=== To do ===
Gather all lines in the data that hold the string "Observed".

***** Extracted data *****

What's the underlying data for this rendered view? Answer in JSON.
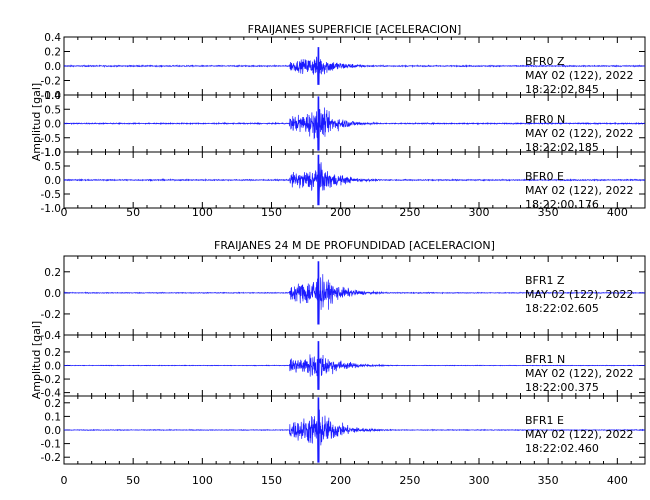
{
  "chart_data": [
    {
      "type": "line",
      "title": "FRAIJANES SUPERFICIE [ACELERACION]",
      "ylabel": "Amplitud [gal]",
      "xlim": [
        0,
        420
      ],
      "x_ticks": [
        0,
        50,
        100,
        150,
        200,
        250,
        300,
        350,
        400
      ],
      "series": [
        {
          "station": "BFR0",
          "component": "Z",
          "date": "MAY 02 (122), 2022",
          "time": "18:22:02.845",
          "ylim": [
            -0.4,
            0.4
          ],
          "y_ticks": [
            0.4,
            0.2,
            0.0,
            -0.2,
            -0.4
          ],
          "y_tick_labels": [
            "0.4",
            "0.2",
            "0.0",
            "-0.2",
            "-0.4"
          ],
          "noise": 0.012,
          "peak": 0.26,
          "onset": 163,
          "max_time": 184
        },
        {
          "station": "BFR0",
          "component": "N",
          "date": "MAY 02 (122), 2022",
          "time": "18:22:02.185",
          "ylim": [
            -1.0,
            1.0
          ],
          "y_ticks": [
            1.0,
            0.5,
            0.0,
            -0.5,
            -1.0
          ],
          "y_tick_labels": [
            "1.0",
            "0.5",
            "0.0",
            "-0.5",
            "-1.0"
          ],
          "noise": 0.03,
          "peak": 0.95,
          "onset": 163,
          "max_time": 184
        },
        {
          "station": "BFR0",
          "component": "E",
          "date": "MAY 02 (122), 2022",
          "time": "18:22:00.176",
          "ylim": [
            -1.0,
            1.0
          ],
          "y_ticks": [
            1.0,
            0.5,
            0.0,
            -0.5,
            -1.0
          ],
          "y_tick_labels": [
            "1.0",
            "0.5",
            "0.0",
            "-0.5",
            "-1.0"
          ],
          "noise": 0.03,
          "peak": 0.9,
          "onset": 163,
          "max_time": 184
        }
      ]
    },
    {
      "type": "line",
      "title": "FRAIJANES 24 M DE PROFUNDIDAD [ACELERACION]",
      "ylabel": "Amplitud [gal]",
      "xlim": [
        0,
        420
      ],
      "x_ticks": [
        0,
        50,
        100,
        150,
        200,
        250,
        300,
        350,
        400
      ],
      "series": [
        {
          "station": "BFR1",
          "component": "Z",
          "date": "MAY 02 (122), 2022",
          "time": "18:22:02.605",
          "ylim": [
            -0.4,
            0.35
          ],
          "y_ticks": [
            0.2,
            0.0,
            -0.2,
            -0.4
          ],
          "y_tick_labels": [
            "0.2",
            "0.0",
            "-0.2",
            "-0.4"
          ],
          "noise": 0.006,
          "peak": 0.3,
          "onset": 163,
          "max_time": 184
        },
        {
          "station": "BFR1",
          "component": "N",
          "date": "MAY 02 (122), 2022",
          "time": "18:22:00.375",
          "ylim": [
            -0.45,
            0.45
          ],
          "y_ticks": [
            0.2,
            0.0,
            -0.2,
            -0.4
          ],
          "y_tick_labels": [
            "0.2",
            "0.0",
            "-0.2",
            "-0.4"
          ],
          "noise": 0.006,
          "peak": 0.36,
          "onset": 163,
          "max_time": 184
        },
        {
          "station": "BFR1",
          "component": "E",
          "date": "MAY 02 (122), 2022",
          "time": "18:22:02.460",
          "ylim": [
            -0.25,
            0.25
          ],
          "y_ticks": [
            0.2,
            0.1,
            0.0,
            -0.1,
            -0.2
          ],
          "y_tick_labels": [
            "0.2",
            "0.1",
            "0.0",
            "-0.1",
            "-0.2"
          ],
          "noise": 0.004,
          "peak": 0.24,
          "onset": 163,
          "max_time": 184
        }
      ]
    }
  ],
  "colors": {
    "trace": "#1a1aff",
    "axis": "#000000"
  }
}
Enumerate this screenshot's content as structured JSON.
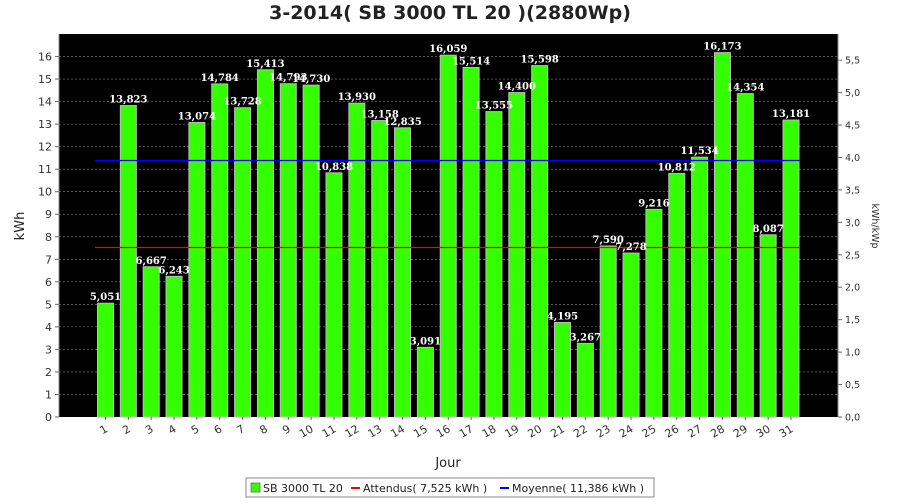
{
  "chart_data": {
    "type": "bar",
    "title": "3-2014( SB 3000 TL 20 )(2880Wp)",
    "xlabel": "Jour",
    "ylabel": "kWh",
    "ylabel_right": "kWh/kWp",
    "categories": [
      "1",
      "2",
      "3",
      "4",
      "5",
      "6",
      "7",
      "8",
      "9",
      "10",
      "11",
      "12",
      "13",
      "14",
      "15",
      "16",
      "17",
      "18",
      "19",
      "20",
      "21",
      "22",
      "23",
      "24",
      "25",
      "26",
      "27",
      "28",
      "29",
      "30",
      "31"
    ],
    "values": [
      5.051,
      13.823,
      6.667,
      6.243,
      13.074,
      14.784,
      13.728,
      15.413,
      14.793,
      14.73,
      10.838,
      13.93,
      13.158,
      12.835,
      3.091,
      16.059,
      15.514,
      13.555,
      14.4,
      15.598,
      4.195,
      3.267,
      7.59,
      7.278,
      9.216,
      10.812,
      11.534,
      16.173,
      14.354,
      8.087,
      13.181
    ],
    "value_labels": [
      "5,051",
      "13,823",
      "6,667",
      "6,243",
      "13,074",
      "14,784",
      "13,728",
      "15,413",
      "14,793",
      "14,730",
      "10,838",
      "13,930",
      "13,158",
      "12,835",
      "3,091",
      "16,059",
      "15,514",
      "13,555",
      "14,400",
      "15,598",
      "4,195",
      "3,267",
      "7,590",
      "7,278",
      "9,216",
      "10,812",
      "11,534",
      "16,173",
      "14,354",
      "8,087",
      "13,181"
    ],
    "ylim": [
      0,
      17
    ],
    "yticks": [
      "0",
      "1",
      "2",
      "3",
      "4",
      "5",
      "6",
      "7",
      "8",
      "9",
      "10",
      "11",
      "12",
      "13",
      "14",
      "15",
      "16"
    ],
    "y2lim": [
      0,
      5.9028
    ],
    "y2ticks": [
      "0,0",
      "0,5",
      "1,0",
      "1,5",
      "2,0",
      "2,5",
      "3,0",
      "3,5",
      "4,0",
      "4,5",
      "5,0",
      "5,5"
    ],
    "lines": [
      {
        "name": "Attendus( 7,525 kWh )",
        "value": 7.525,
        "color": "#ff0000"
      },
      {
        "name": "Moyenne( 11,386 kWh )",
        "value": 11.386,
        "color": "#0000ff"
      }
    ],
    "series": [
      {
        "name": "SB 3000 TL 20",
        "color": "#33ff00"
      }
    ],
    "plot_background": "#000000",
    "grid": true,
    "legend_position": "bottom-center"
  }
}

*****
***** Extracted data *****

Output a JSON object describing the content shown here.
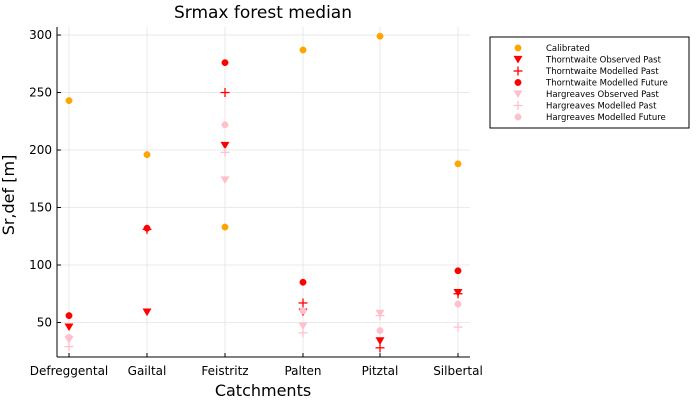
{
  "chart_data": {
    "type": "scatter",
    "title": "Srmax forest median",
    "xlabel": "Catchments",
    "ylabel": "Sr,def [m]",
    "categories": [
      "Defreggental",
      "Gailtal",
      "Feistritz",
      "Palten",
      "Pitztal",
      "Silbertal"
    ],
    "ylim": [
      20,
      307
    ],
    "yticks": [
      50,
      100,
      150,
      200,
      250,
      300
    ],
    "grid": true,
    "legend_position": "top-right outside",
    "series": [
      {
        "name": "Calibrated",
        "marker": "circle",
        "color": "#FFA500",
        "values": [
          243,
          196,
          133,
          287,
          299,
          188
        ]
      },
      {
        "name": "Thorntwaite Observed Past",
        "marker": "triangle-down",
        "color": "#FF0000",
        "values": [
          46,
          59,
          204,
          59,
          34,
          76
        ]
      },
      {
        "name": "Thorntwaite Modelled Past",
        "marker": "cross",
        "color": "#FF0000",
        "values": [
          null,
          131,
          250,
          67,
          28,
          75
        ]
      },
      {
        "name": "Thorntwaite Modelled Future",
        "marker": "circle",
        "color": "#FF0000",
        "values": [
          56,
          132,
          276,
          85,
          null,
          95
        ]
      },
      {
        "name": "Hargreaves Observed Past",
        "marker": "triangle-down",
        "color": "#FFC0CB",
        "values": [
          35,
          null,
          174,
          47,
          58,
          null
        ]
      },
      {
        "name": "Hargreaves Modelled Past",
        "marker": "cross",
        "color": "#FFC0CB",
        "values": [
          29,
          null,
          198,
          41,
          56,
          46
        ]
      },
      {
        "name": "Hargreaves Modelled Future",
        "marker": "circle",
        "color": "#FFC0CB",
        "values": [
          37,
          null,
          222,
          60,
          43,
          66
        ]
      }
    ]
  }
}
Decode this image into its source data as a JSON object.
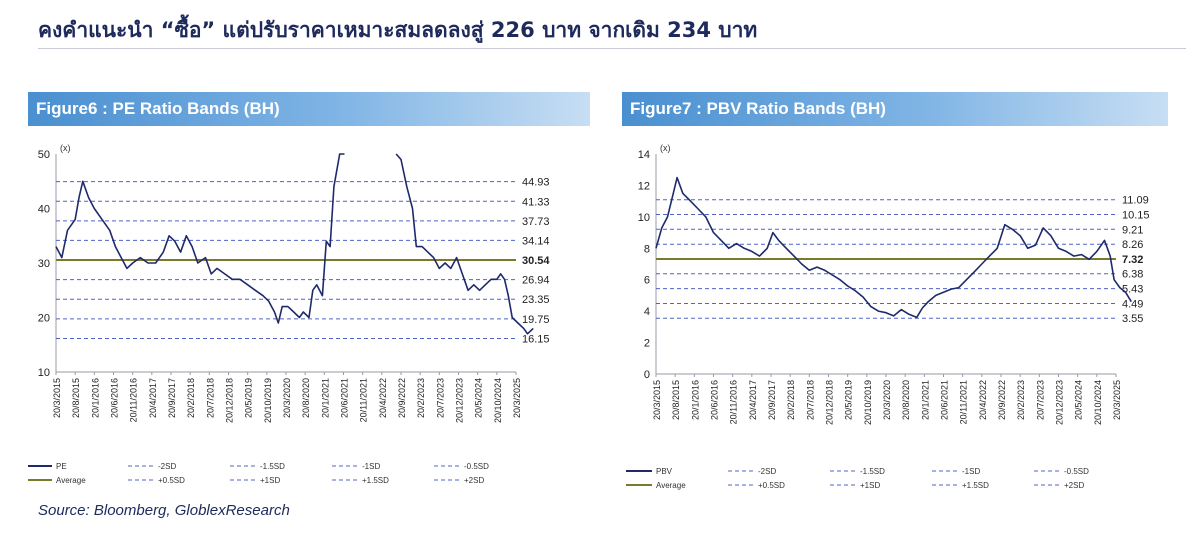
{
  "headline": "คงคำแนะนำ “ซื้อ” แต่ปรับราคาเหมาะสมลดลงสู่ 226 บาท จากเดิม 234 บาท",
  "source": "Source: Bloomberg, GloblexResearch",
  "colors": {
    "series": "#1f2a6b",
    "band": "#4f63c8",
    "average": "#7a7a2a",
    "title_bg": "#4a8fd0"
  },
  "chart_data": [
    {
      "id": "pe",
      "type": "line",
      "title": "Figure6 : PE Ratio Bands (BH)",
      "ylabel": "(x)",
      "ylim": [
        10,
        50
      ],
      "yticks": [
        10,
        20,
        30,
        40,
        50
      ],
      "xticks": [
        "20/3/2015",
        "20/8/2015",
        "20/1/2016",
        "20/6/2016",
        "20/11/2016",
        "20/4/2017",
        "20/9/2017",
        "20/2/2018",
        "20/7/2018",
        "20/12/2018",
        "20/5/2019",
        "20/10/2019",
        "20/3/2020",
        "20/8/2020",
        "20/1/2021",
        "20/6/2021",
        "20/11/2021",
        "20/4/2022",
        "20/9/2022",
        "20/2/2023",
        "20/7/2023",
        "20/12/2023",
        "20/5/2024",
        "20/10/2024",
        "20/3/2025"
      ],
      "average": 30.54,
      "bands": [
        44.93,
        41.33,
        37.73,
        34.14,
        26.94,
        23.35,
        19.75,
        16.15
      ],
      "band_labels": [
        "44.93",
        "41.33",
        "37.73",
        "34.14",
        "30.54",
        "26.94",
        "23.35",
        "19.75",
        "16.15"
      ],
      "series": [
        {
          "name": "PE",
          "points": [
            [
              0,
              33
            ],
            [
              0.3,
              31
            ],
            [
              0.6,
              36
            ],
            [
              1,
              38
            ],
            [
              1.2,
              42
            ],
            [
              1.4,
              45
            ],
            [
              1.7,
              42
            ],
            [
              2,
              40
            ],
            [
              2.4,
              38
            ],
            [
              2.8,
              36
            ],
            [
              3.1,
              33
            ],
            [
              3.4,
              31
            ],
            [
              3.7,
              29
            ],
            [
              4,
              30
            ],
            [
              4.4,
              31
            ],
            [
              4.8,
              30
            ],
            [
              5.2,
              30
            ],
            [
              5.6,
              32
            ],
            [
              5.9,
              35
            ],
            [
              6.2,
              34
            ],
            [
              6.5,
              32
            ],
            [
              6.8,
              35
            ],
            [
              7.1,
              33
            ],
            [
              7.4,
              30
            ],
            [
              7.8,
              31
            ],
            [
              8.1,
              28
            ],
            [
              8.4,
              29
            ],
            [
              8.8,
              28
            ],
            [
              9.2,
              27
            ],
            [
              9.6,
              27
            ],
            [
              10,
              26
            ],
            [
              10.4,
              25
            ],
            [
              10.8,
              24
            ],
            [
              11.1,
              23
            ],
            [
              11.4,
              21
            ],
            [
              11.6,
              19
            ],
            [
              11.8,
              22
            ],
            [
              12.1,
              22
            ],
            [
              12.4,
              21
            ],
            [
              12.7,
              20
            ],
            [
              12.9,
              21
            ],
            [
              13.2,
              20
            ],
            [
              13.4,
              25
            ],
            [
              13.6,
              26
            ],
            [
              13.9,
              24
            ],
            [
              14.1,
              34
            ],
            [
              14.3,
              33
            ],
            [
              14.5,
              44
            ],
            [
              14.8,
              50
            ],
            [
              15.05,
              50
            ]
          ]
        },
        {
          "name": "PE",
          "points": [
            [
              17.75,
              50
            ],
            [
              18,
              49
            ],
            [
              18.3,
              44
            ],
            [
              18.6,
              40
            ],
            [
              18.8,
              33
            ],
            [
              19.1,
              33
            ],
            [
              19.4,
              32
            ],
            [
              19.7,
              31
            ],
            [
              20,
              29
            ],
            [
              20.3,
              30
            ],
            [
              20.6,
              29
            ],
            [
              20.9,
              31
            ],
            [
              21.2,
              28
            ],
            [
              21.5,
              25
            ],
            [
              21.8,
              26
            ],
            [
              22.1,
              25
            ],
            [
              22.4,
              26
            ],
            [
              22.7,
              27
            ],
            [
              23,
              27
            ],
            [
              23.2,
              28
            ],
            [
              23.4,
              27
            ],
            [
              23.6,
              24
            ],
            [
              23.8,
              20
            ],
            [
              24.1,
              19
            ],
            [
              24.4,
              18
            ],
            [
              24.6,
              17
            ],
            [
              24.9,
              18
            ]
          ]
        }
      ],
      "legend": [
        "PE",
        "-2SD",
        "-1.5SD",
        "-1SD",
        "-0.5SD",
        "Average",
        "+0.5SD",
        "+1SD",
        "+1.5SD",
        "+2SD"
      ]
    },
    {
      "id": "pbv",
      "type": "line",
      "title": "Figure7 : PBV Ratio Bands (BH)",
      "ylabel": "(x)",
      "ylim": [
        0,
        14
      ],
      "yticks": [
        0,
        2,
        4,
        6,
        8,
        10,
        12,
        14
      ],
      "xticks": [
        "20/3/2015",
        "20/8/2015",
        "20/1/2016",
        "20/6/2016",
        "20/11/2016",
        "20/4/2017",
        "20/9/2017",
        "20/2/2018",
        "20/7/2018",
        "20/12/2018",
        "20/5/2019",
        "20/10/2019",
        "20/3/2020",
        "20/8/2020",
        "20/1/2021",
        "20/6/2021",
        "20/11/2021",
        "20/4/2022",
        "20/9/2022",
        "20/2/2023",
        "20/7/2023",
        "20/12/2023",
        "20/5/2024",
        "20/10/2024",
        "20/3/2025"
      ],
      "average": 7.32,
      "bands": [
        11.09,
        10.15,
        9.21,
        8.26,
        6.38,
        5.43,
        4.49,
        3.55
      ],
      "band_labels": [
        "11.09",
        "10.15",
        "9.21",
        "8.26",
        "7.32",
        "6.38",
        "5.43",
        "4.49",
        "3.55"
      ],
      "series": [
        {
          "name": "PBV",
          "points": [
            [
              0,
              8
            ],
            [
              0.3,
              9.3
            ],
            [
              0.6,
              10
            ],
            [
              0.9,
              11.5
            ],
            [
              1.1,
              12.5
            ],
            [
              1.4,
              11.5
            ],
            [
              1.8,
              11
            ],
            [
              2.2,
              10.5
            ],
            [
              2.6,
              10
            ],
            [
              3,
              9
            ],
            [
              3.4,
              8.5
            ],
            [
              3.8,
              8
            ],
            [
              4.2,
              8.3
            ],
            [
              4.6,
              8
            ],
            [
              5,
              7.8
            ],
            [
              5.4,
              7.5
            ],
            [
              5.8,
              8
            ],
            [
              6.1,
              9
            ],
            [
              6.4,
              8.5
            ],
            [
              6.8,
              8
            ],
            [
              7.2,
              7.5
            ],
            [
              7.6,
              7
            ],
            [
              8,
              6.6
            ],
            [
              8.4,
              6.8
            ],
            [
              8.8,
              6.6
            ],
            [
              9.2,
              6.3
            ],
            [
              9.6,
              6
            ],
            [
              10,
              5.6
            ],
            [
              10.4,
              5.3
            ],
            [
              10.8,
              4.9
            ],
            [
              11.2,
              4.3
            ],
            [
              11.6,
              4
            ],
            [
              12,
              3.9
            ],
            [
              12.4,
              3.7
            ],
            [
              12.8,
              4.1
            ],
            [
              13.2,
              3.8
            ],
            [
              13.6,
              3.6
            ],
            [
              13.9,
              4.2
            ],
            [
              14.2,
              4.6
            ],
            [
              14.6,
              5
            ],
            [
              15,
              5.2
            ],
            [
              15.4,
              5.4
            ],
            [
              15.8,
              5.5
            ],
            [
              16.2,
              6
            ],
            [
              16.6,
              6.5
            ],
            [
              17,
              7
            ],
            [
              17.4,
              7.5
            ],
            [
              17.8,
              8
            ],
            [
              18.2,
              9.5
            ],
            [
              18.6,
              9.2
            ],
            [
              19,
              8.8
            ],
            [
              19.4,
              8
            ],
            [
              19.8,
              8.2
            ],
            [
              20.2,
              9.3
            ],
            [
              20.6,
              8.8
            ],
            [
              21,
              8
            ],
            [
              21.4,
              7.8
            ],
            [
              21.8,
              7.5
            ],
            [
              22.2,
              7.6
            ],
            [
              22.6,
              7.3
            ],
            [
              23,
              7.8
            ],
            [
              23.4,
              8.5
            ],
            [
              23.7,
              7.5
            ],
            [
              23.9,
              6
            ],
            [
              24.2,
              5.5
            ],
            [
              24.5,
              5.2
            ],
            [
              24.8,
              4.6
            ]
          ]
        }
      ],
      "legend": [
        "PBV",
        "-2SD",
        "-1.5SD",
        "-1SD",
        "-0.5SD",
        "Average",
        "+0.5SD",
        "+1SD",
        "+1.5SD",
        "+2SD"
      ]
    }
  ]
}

*****

=== In response ===
        "name": "Thorntwaite Observed Past",
        "name": "Hargreaves Observed Past",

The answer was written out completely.